Structured figure records:
►

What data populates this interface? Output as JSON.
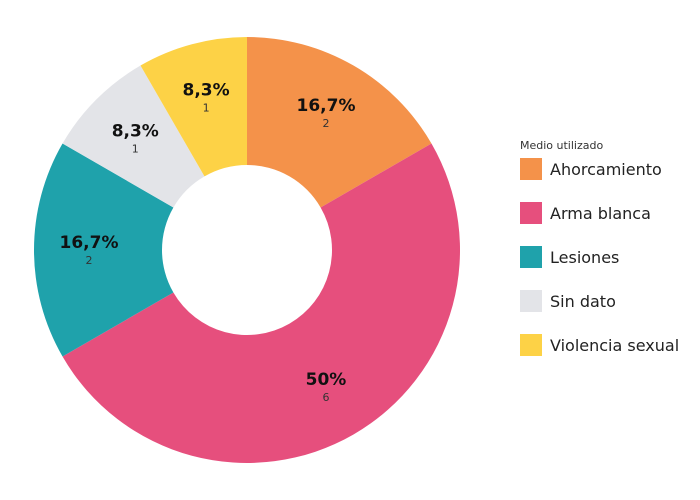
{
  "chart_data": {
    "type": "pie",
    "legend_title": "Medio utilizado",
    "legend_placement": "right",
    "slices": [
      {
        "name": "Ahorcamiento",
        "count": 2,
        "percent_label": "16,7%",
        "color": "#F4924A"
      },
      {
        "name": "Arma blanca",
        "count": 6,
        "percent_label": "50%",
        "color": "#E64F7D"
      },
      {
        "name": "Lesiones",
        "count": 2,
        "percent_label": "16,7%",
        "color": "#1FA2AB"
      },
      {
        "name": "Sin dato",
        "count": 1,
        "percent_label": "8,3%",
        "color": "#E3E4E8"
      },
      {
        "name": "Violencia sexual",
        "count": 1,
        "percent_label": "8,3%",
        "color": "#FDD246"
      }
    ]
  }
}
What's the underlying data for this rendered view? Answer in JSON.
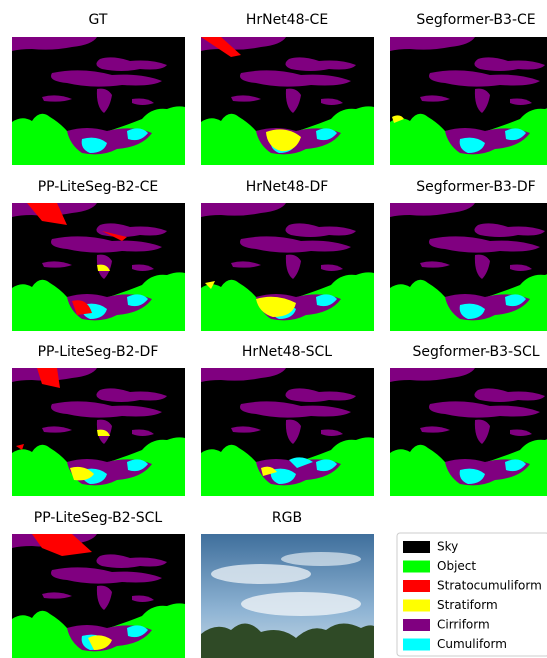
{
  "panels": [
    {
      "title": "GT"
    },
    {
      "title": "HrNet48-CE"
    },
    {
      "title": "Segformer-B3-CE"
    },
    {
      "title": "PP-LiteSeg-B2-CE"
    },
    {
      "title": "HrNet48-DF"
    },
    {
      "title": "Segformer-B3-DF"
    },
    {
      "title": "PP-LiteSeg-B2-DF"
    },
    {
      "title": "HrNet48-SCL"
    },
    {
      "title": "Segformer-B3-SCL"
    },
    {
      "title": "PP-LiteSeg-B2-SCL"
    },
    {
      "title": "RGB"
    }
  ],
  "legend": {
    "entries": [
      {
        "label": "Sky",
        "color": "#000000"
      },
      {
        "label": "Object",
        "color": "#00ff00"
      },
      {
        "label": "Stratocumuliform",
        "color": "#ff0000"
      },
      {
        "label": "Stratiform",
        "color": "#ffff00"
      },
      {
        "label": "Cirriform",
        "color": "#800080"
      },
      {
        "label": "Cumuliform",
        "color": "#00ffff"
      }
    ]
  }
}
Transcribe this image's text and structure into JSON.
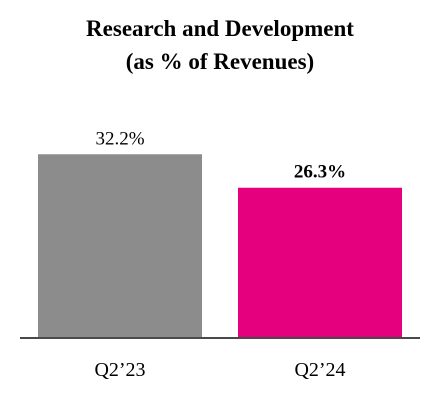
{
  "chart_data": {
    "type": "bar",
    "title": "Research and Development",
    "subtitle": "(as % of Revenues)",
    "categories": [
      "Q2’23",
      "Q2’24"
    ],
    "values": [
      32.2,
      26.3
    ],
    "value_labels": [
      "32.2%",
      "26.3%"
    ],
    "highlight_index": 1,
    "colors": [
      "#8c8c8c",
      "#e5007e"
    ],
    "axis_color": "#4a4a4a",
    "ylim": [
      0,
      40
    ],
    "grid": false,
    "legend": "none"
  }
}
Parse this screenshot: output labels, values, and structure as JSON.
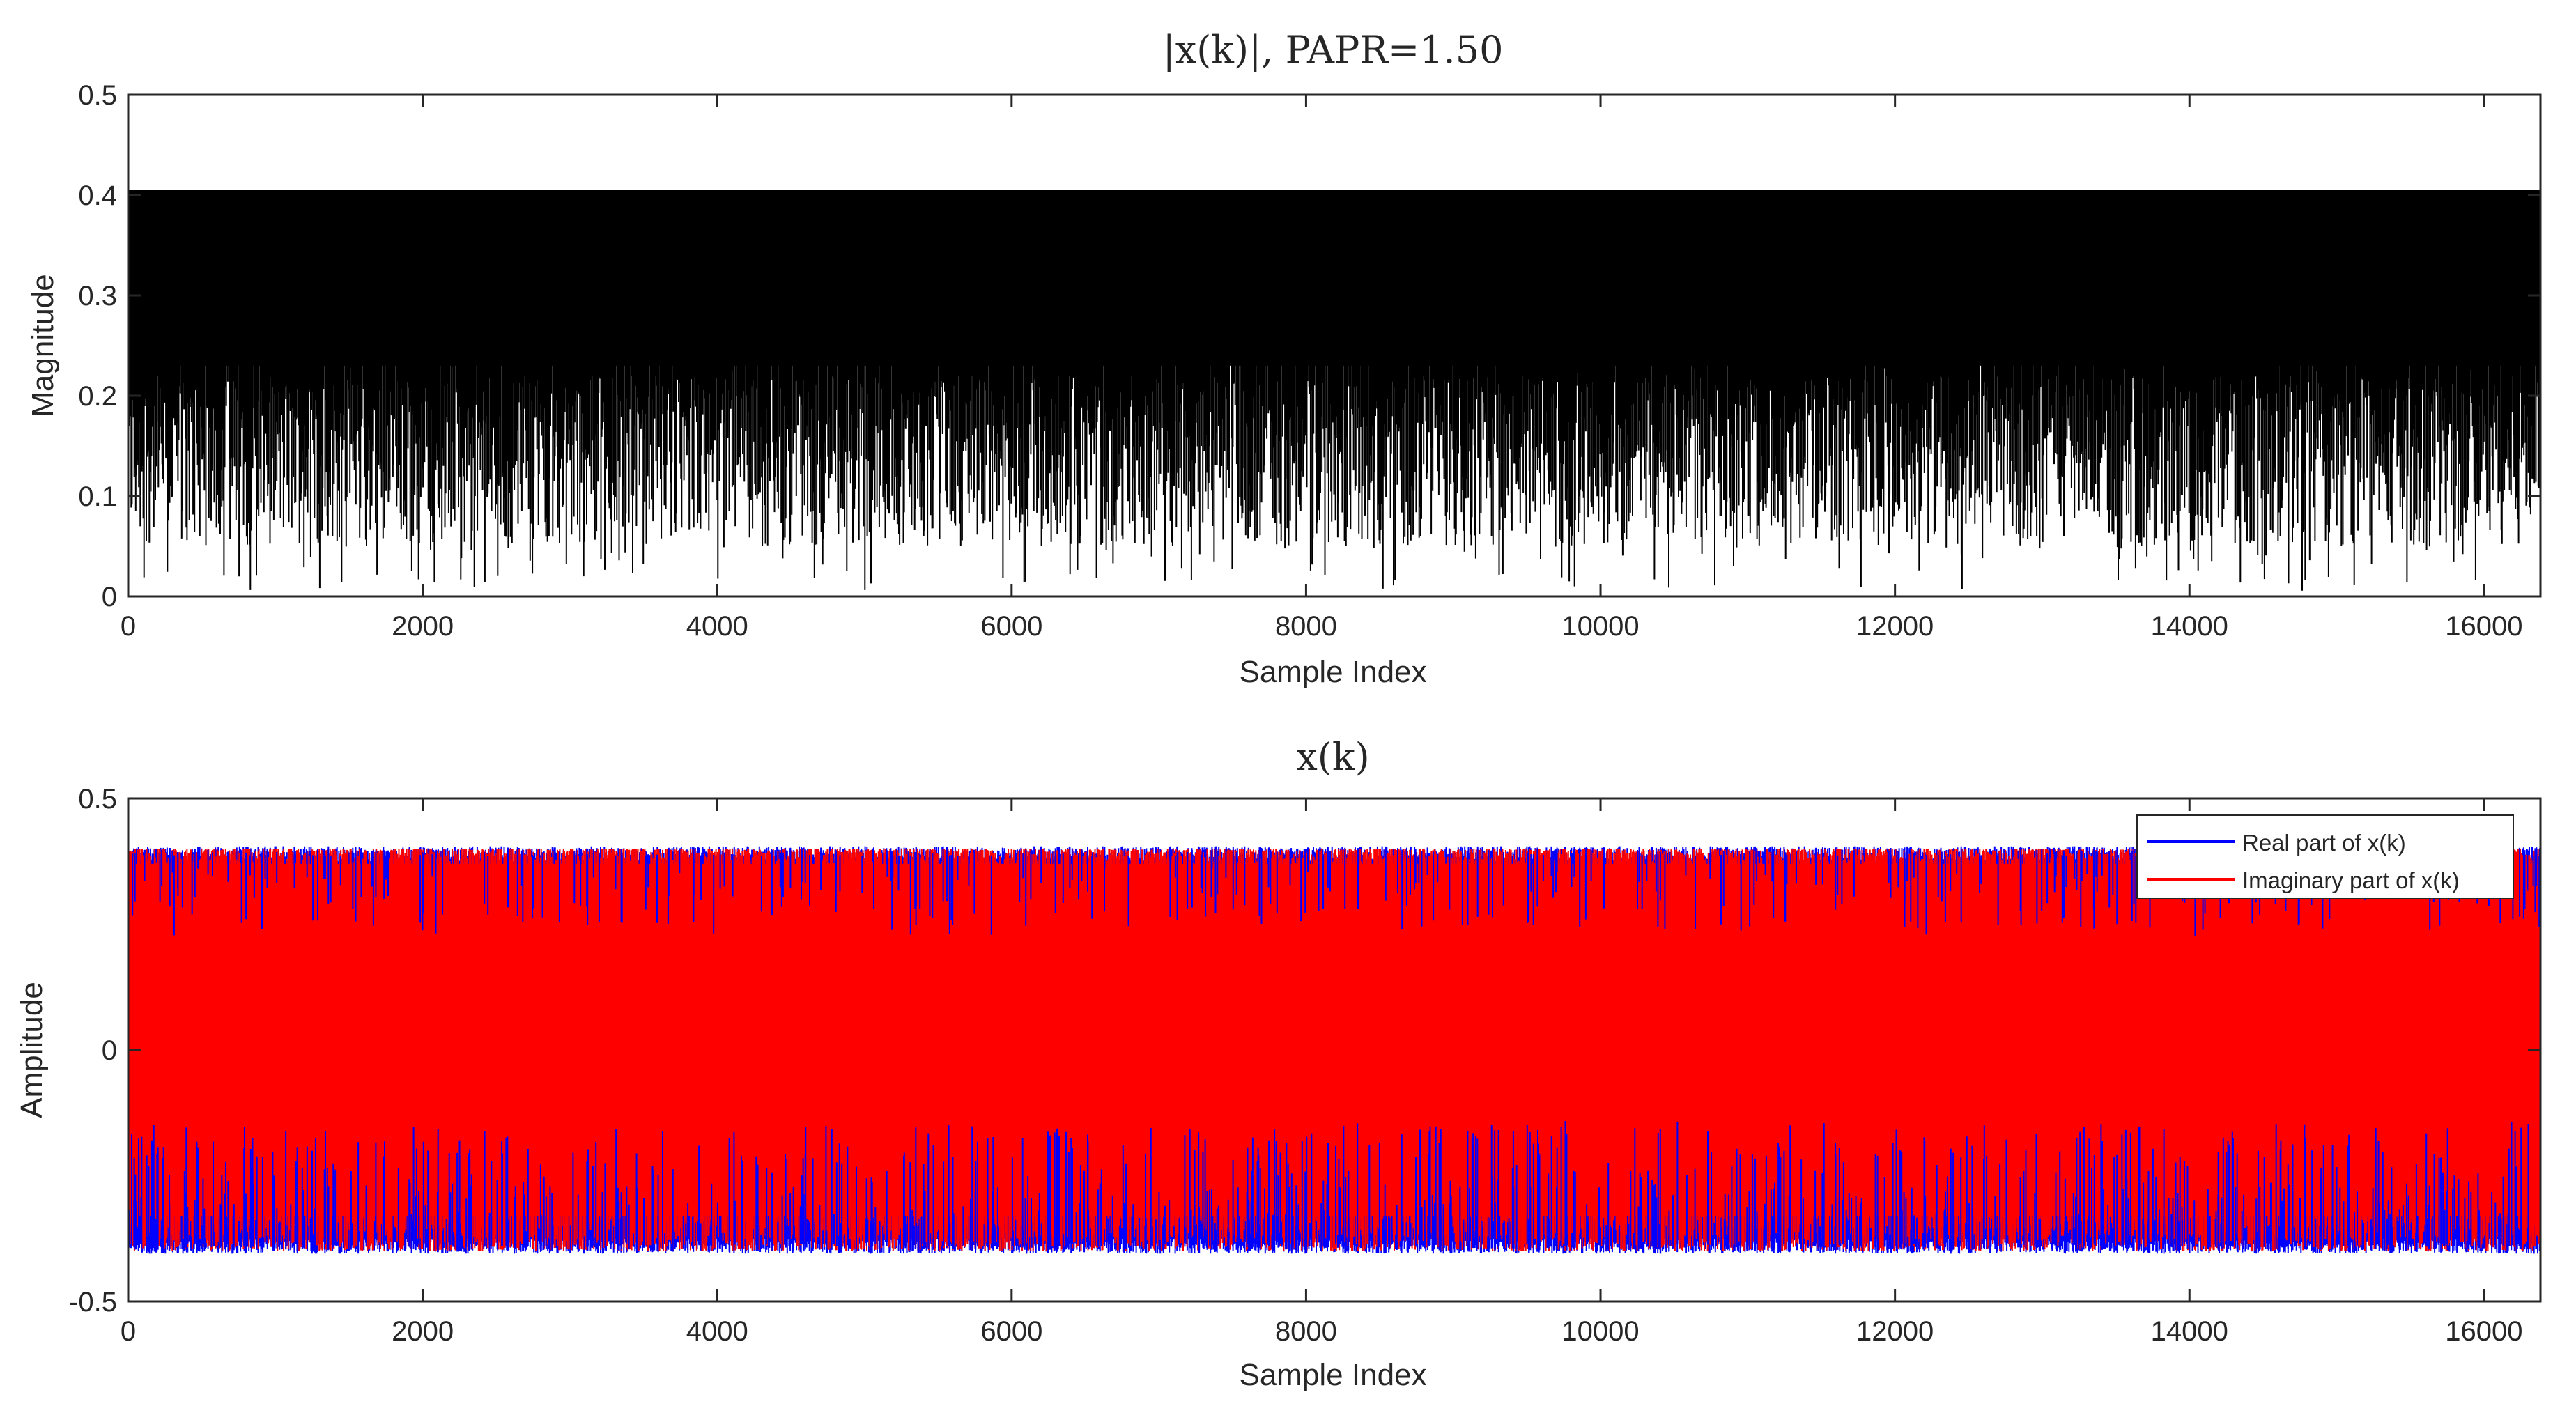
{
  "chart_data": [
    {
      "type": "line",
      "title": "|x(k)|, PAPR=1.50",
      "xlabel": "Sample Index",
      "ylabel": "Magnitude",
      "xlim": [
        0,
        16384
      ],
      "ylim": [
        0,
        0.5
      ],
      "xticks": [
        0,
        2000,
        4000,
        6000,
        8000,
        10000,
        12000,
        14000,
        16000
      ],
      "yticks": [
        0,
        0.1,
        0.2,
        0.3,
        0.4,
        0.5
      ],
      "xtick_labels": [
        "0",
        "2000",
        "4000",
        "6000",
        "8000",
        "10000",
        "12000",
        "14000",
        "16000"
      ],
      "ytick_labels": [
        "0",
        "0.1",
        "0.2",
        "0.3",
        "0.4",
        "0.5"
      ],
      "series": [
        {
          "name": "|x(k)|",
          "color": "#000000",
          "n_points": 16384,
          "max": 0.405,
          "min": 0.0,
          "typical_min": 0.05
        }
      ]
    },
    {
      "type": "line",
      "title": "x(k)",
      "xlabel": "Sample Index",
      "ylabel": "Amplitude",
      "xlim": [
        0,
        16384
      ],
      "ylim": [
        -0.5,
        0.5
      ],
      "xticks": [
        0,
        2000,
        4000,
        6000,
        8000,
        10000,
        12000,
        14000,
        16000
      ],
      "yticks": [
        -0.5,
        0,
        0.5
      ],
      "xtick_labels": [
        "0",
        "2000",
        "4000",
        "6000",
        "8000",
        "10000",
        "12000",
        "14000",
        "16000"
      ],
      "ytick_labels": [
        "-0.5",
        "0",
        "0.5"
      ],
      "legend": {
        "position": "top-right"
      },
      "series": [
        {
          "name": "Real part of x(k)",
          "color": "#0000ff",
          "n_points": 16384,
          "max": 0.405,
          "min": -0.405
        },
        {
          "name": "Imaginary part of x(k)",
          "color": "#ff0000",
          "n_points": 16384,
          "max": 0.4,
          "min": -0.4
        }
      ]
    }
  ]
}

◄
►

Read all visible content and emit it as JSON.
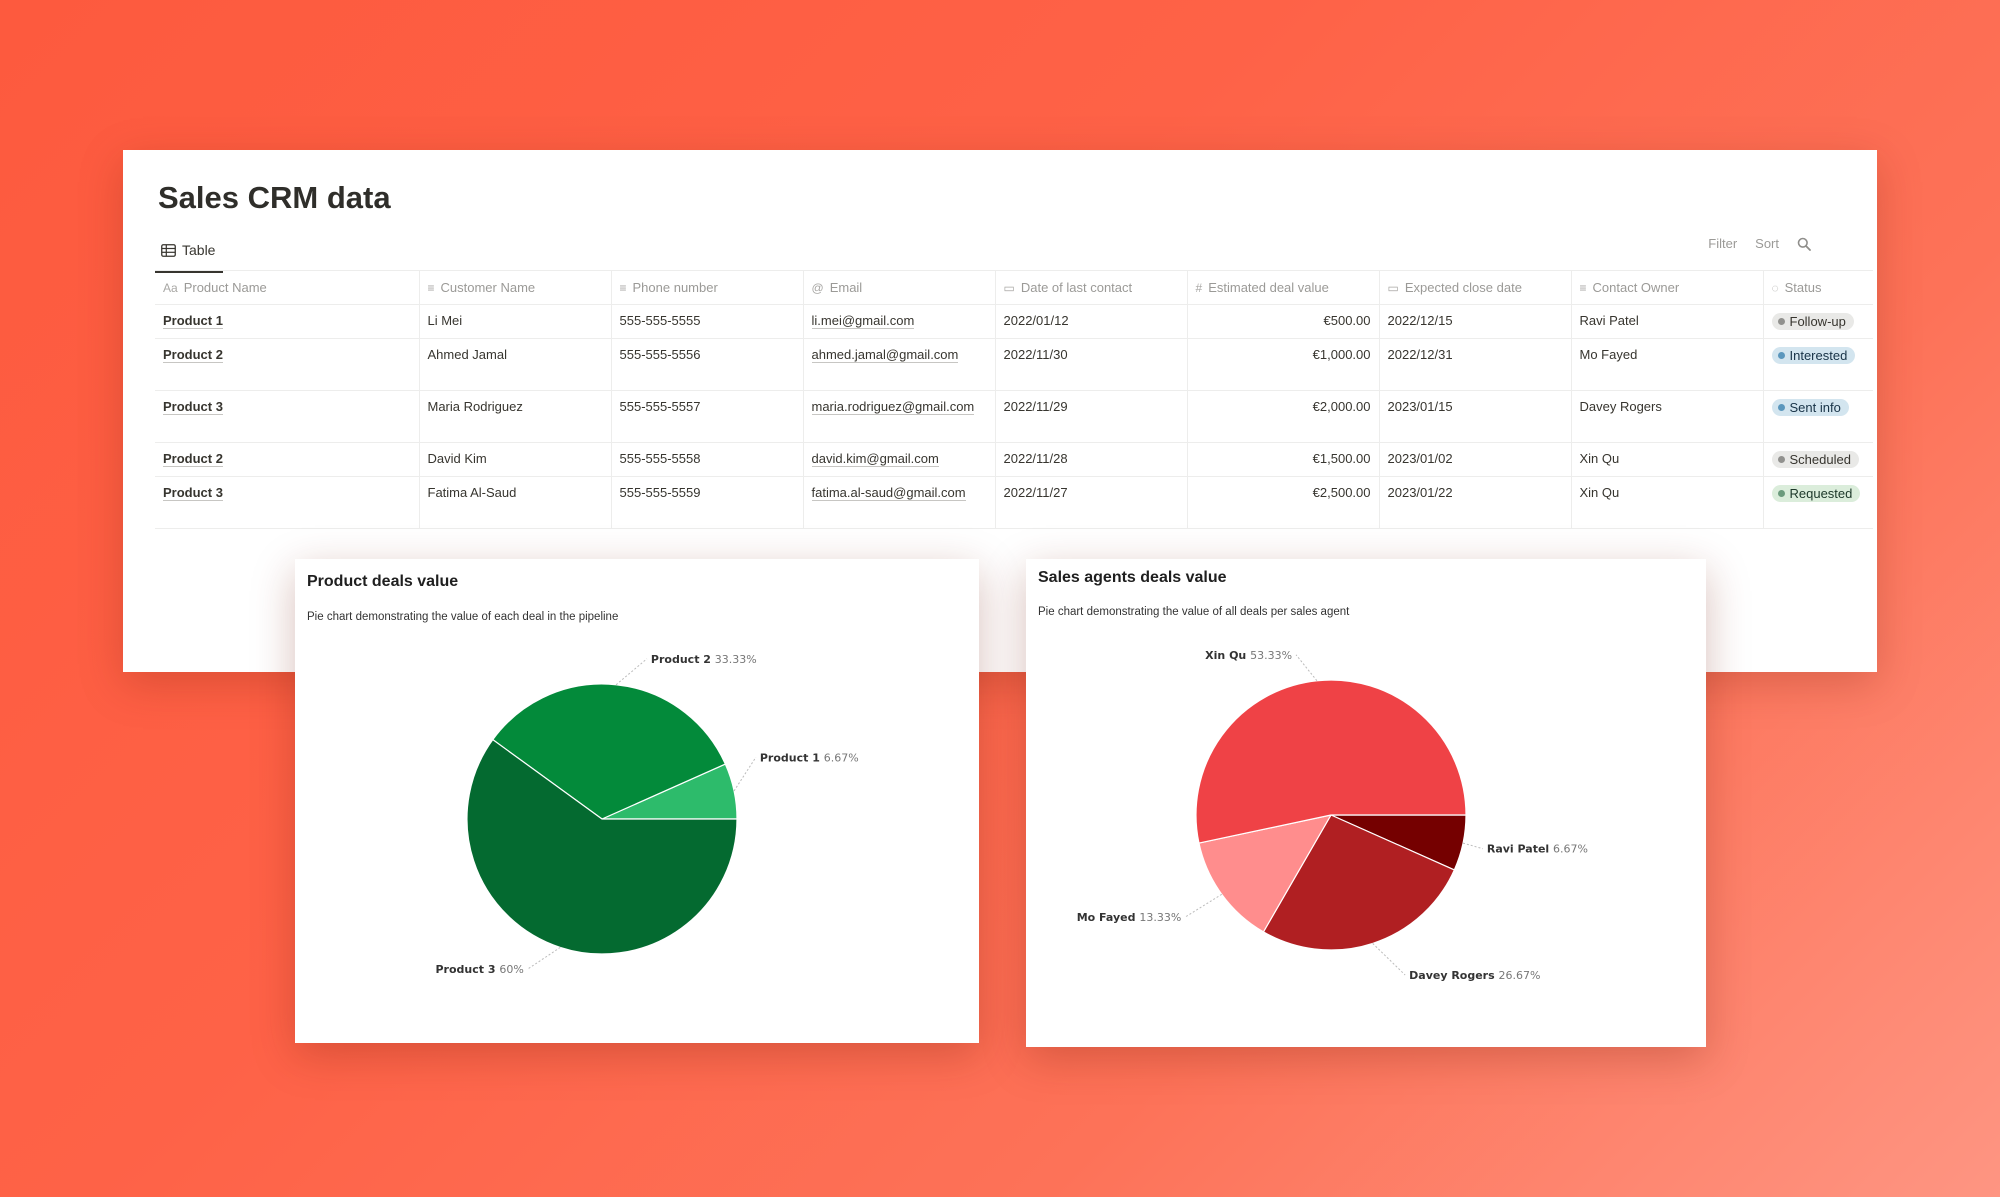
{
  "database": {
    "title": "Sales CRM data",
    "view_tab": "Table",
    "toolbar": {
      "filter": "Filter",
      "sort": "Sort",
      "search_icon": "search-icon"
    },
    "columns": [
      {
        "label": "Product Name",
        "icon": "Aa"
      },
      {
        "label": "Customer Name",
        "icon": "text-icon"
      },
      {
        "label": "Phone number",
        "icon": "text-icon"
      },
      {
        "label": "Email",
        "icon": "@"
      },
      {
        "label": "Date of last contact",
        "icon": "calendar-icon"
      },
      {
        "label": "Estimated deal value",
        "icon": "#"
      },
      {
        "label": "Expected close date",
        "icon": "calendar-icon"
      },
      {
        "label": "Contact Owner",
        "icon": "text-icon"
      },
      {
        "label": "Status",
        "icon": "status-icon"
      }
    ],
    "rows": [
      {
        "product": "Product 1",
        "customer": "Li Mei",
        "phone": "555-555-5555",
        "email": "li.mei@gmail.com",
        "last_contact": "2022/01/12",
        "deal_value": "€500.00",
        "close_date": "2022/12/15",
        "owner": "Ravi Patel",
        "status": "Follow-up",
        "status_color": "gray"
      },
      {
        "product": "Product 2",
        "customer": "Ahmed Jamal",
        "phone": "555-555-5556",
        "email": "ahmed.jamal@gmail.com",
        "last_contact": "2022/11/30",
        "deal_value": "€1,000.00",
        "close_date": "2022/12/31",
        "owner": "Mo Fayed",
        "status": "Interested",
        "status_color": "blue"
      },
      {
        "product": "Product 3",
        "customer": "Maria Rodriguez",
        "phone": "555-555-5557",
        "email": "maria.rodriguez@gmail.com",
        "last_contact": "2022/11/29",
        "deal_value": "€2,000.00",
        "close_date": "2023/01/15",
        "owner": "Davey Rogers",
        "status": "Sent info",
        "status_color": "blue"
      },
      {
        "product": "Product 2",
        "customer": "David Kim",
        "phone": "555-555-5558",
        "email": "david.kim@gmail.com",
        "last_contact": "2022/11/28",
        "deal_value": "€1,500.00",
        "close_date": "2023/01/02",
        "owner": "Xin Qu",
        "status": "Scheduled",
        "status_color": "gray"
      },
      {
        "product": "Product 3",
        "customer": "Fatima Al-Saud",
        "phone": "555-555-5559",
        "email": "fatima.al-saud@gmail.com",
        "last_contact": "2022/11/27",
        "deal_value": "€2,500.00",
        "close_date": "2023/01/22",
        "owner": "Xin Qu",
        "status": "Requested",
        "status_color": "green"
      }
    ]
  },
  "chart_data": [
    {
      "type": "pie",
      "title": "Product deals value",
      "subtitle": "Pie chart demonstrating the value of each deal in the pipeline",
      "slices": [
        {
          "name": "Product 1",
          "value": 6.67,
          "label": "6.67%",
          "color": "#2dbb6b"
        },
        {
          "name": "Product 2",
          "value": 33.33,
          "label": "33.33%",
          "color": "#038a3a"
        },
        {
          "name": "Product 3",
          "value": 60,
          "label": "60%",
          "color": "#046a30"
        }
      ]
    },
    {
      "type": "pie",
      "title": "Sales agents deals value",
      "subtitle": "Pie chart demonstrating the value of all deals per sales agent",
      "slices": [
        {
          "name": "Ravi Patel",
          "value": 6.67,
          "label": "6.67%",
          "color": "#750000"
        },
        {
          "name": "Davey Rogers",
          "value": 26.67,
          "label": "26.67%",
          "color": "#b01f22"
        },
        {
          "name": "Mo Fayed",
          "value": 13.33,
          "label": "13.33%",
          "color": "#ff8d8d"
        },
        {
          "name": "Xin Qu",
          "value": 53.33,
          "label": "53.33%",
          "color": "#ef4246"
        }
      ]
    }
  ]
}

◄

### Task brief
Show the lines of the records that contain the word "ylabel".

### Response for this exercise
      "ylabel": "Magnitude",
      "ylabel": "Amplitude",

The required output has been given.